> [What this task involves] Quote all of the data below exactly, please.

> [Material to process]
↓↓↓

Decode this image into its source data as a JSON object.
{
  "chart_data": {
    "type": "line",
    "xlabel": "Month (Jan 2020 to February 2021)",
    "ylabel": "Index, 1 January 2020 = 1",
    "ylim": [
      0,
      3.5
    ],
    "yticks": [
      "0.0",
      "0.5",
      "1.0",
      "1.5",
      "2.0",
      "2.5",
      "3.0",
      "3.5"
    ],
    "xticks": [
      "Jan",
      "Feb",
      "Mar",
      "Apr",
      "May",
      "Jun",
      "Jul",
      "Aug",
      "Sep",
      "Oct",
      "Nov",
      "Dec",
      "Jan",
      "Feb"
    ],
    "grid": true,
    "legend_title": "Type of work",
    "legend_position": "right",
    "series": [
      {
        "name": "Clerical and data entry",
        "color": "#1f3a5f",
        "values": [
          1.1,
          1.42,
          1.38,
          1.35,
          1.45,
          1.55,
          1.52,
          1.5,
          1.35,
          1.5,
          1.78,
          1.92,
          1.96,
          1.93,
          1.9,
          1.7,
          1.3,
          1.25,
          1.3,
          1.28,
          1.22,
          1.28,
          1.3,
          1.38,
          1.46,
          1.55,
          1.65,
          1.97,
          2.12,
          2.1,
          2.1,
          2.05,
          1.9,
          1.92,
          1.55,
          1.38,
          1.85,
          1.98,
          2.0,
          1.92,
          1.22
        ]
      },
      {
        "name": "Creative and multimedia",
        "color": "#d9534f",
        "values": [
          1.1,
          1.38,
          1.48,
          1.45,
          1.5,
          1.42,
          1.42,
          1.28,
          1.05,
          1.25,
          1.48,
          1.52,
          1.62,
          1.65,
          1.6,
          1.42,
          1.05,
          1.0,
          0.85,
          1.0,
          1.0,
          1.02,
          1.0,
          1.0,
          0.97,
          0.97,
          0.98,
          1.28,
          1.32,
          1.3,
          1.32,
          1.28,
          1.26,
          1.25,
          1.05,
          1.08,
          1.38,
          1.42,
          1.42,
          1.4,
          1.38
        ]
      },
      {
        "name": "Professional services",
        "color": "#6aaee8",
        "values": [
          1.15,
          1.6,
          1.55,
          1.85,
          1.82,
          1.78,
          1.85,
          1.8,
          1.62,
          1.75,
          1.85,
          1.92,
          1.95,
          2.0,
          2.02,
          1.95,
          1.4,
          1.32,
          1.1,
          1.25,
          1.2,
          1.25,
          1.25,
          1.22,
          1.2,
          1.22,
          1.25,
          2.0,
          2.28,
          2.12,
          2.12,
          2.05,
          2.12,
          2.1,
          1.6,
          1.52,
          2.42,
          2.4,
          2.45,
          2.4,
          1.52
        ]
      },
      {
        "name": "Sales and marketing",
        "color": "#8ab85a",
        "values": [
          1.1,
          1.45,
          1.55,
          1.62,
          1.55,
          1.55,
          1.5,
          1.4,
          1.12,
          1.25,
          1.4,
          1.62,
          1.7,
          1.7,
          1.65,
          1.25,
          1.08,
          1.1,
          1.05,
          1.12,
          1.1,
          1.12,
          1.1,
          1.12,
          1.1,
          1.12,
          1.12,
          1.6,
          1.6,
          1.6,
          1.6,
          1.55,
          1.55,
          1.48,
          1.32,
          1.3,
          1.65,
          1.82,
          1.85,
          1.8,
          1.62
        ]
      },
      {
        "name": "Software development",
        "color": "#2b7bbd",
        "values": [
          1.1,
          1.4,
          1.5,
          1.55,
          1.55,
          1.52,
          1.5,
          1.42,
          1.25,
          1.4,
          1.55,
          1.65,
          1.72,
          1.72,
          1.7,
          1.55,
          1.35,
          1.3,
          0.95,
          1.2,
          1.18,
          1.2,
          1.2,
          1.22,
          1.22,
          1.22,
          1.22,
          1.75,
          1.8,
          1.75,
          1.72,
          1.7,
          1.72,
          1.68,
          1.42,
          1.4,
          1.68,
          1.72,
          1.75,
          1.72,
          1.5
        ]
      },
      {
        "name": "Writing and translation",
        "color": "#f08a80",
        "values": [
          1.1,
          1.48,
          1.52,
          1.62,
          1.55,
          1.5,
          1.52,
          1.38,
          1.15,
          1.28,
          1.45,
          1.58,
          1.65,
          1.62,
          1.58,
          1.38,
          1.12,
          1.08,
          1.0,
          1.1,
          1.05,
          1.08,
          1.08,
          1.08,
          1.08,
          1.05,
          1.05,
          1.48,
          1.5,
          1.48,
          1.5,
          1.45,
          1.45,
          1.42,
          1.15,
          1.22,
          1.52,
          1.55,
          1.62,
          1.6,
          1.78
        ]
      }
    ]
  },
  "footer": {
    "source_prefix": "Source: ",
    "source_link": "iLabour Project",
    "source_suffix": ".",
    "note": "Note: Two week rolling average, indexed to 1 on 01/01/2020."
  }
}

↑↑↑

> [Result of this task]
Decode this image into its source data as a JSON object.
{
  "chart_data": {
    "type": "line",
    "xlabel": "Month (Jan 2020 to February 2021)",
    "ylabel": "Index, 1 January 2020 = 1",
    "ylim": [
      0,
      3.5
    ],
    "yticks": [
      "0.0",
      "0.5",
      "1.0",
      "1.5",
      "2.0",
      "2.5",
      "3.0",
      "3.5"
    ],
    "xticks": [
      "Jan",
      "Feb",
      "Mar",
      "Apr",
      "May",
      "Jun",
      "Jul",
      "Aug",
      "Sep",
      "Oct",
      "Nov",
      "Dec",
      "Jan",
      "Feb"
    ],
    "grid": true,
    "legend_title": "Type of work",
    "legend_position": "right",
    "series": [
      {
        "name": "Clerical and data entry",
        "color": "#1f3a5f",
        "values": [
          1.1,
          1.42,
          1.38,
          1.35,
          1.45,
          1.55,
          1.52,
          1.5,
          1.35,
          1.5,
          1.78,
          1.92,
          1.96,
          1.93,
          1.9,
          1.7,
          1.3,
          1.25,
          1.3,
          1.28,
          1.22,
          1.28,
          1.3,
          1.38,
          1.46,
          1.55,
          1.65,
          1.97,
          2.12,
          2.1,
          2.1,
          2.05,
          1.9,
          1.92,
          1.55,
          1.38,
          1.85,
          1.98,
          2.0,
          1.92,
          1.22
        ]
      },
      {
        "name": "Creative and multimedia",
        "color": "#d9534f",
        "values": [
          1.1,
          1.38,
          1.48,
          1.45,
          1.5,
          1.42,
          1.42,
          1.28,
          1.05,
          1.25,
          1.48,
          1.52,
          1.62,
          1.65,
          1.6,
          1.42,
          1.05,
          1.0,
          0.85,
          1.0,
          1.0,
          1.02,
          1.0,
          1.0,
          0.97,
          0.97,
          0.98,
          1.28,
          1.32,
          1.3,
          1.32,
          1.28,
          1.26,
          1.25,
          1.05,
          1.08,
          1.38,
          1.42,
          1.42,
          1.4,
          1.38
        ]
      },
      {
        "name": "Professional services",
        "color": "#6aaee8",
        "values": [
          1.15,
          1.6,
          1.55,
          1.85,
          1.82,
          1.78,
          1.85,
          1.8,
          1.62,
          1.75,
          1.85,
          1.92,
          1.95,
          2.0,
          2.02,
          1.95,
          1.4,
          1.32,
          1.1,
          1.25,
          1.2,
          1.25,
          1.25,
          1.22,
          1.2,
          1.22,
          1.25,
          2.0,
          2.28,
          2.12,
          2.12,
          2.05,
          2.12,
          2.1,
          1.6,
          1.52,
          2.42,
          2.4,
          2.45,
          2.4,
          1.52
        ]
      },
      {
        "name": "Sales and marketing",
        "color": "#8ab85a",
        "values": [
          1.1,
          1.45,
          1.55,
          1.62,
          1.55,
          1.55,
          1.5,
          1.4,
          1.12,
          1.25,
          1.4,
          1.62,
          1.7,
          1.7,
          1.65,
          1.25,
          1.08,
          1.1,
          1.05,
          1.12,
          1.1,
          1.12,
          1.1,
          1.12,
          1.1,
          1.12,
          1.12,
          1.6,
          1.6,
          1.6,
          1.6,
          1.55,
          1.55,
          1.48,
          1.32,
          1.3,
          1.65,
          1.82,
          1.85,
          1.8,
          1.62
        ]
      },
      {
        "name": "Software development",
        "color": "#2b7bbd",
        "values": [
          1.1,
          1.4,
          1.5,
          1.55,
          1.55,
          1.52,
          1.5,
          1.42,
          1.25,
          1.4,
          1.55,
          1.65,
          1.72,
          1.72,
          1.7,
          1.55,
          1.35,
          1.3,
          0.95,
          1.2,
          1.18,
          1.2,
          1.2,
          1.22,
          1.22,
          1.22,
          1.22,
          1.75,
          1.8,
          1.75,
          1.72,
          1.7,
          1.72,
          1.68,
          1.42,
          1.4,
          1.68,
          1.72,
          1.75,
          1.72,
          1.5
        ]
      },
      {
        "name": "Writing and translation",
        "color": "#f08a80",
        "values": [
          1.1,
          1.48,
          1.52,
          1.62,
          1.55,
          1.5,
          1.52,
          1.38,
          1.15,
          1.28,
          1.45,
          1.58,
          1.65,
          1.62,
          1.58,
          1.38,
          1.12,
          1.08,
          1.0,
          1.1,
          1.05,
          1.08,
          1.08,
          1.08,
          1.08,
          1.05,
          1.05,
          1.48,
          1.5,
          1.48,
          1.5,
          1.45,
          1.45,
          1.42,
          1.15,
          1.22,
          1.52,
          1.55,
          1.62,
          1.6,
          1.78
        ]
      }
    ]
  },
  "footer": {
    "source_prefix": "Source: ",
    "source_link": "iLabour Project",
    "source_suffix": ".",
    "note": "Note: Two week rolling average, indexed to 1 on 01/01/2020."
  }
}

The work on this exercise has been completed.